PROBLEM DETAILS = Could you copy, word for word, only the lines from the one containing "Convert this screenshot" through the last line of the records below, both included?

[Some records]
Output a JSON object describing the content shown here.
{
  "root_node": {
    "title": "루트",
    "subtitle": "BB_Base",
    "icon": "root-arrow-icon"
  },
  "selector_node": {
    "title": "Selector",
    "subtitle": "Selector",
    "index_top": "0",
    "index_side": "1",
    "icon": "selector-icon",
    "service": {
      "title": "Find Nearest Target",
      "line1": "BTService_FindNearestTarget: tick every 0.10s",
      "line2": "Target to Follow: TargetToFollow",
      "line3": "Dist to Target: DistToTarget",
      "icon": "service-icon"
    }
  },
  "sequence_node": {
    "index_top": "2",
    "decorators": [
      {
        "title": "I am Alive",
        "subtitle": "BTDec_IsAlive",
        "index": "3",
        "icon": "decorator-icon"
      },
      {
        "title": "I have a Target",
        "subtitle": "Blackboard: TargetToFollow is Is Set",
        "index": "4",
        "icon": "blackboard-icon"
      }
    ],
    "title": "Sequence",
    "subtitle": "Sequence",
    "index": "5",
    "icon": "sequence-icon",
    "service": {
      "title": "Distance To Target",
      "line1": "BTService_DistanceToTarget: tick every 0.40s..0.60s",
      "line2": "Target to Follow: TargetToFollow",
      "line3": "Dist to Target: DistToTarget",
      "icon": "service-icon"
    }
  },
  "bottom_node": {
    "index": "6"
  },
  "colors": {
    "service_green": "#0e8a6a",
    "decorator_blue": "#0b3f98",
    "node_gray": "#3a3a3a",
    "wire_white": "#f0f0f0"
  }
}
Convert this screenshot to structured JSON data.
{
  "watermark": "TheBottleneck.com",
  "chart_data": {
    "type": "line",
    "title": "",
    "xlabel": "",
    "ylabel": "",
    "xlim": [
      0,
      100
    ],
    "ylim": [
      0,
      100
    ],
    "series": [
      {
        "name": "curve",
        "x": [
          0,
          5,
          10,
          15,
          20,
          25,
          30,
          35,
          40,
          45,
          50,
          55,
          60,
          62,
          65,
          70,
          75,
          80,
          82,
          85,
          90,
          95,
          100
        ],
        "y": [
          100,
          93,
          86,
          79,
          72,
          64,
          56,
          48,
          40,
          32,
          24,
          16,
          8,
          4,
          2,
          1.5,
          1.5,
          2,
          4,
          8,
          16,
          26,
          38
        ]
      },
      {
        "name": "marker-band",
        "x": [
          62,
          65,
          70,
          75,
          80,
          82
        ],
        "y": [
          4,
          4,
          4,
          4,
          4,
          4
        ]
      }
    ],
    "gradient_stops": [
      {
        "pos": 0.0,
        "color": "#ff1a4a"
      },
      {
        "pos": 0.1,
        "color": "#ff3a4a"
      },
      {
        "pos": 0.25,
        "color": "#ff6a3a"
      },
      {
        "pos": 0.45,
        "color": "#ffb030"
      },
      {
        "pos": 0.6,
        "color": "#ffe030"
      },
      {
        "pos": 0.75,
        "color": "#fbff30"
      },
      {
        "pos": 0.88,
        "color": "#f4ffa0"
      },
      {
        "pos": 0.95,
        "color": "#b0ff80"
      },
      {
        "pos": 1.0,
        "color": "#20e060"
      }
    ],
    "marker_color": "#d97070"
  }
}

SOLUTION TO THIS EXERCISE =
Convert this screenshot to structured JSON data.
{
  "watermark": "TheBottleneck.com",
  "chart_data": {
    "type": "line",
    "title": "",
    "xlabel": "",
    "ylabel": "",
    "xlim": [
      0,
      100
    ],
    "ylim": [
      0,
      100
    ],
    "series": [
      {
        "name": "curve",
        "x": [
          0,
          5,
          10,
          15,
          20,
          25,
          30,
          35,
          40,
          45,
          50,
          55,
          60,
          62,
          65,
          70,
          75,
          80,
          82,
          85,
          90,
          95,
          100
        ],
        "y": [
          100,
          93,
          86,
          79,
          72,
          64,
          56,
          48,
          40,
          32,
          24,
          16,
          8,
          4,
          2,
          1.5,
          1.5,
          2,
          4,
          8,
          16,
          26,
          38
        ]
      },
      {
        "name": "marker-band",
        "x": [
          62,
          65,
          70,
          75,
          80,
          82
        ],
        "y": [
          4,
          4,
          4,
          4,
          4,
          4
        ]
      }
    ],
    "gradient_stops": [
      {
        "pos": 0.0,
        "color": "#ff1a4a"
      },
      {
        "pos": 0.1,
        "color": "#ff3a4a"
      },
      {
        "pos": 0.25,
        "color": "#ff6a3a"
      },
      {
        "pos": 0.45,
        "color": "#ffb030"
      },
      {
        "pos": 0.6,
        "color": "#ffe030"
      },
      {
        "pos": 0.75,
        "color": "#fbff30"
      },
      {
        "pos": 0.88,
        "color": "#f4ffa0"
      },
      {
        "pos": 0.95,
        "color": "#b0ff80"
      },
      {
        "pos": 1.0,
        "color": "#20e060"
      }
    ],
    "marker_color": "#d97070"
  }
}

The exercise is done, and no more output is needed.